GIVEN PROBLEM:
Return all of the entries word for word, but omit the pictures they contain.

DATA LINES:
● ● ● ● ●
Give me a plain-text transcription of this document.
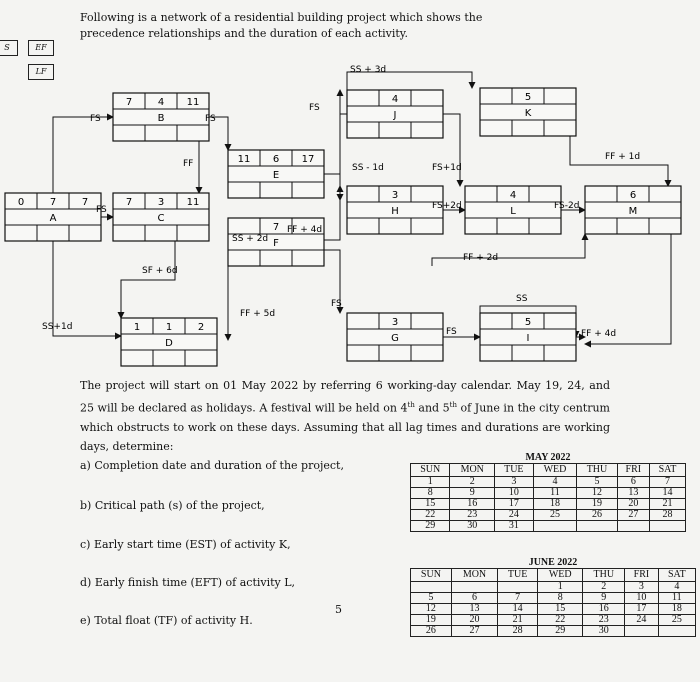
Following is a network of a residential building project which shows the
precedence relationships and the duration of each activity.
S	EF
LF
0	7	7
A
7	4 11
B
7	3 11
C
1	1	2
D
11 6 17
E
7
F
3
G
3
H
5
I
4
J
5
K
4
L
6
M
FS	FS
FS
FS
FF
SS + 3d
SS - 1d	FS+1d
FS+2d	FS-2d
FF + 1d
SS + 2d
FF + 4d
SF + 6d
SS+1d
FF + 5d
FS
FS
FF + 2d
SS
FF + 4d
The project will start on 01 May 2022 by referring 6 working-day calendar. May 19, 24, and 25 will be declared as holidays. A festival will be held on 4th and 5th of June in the city centrum which obstructs to work on these days. Assuming that all lag times and durations are working days, determine:
a) Completion date and duration of the project,
b) Critical path (s) of the project,
c) Early start time (EST) of activity K,
d) Early finish time (EFT) of activity L,
e) Total float (TF) of activity H.
5
MAY 2022						
SUN	MON	TUE	WED	THU	FRI	SAT
1	2	3	4	5	6	7
8	9	10	11	12	13	14
15	16	17	18	19	20	21
22	23	24	25	26	27	28
29	30	31				
JUNE 2022						
SUN	MON	TUE	WED	THU	FRI	SAT
			1	2	3	4
5	6	7	8	9	10	11
12	13	14	15	16	17	18
19	20	21	22	23	24	25
26	27	28	29	30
● ● ● ● ●
EXERCISE OUTPUT:
Give me a plain-text transcription of this document.
Following is a network of a residential building project which shows the
precedence relationships and the duration of each activity.
S	EF
LF
0	7	7
A
7	4 11
B
7	3 11
C
1	1	2
D
11 6 17
E
7
F
3
G
3
H
5
I
4
J
5
K
4
L
6
M
FS	FS
FS
FS
FF
SS + 3d
SS - 1d	FS+1d
FS+2d	FS-2d
FF + 1d
SS + 2d
FF + 4d
SF + 6d
SS+1d
FF + 5d
FS
FS
FF + 2d
SS
FF + 4d
The project will start on 01 May 2022 by referring 6 working-day calendar. May 19, 24, and 25 will be declared as holidays. A festival will be held on 4th and 5th of June in the city centrum which obstructs to work on these days. Assuming that all lag times and durations are working days, determine:
a) Completion date and duration of the project,
b) Critical path (s) of the project,
c) Early start time (EST) of activity K,
d) Early finish time (EFT) of activity L,
e) Total float (TF) of activity H.
5
MAY 2022						
SUN	MON	TUE	WED	THU	FRI	SAT
1	2	3	4	5	6	7
8	9	10	11	12	13	14
15	16	17	18	19	20	21
22	23	24	25	26	27	28
29	30	31				
JUNE 2022						
SUN	MON	TUE	WED	THU	FRI	SAT
			1	2	3	4
5	6	7	8	9	10	11
12	13	14	15	16	17	18
19	20	21	22	23	24	25
26	27	28	29	30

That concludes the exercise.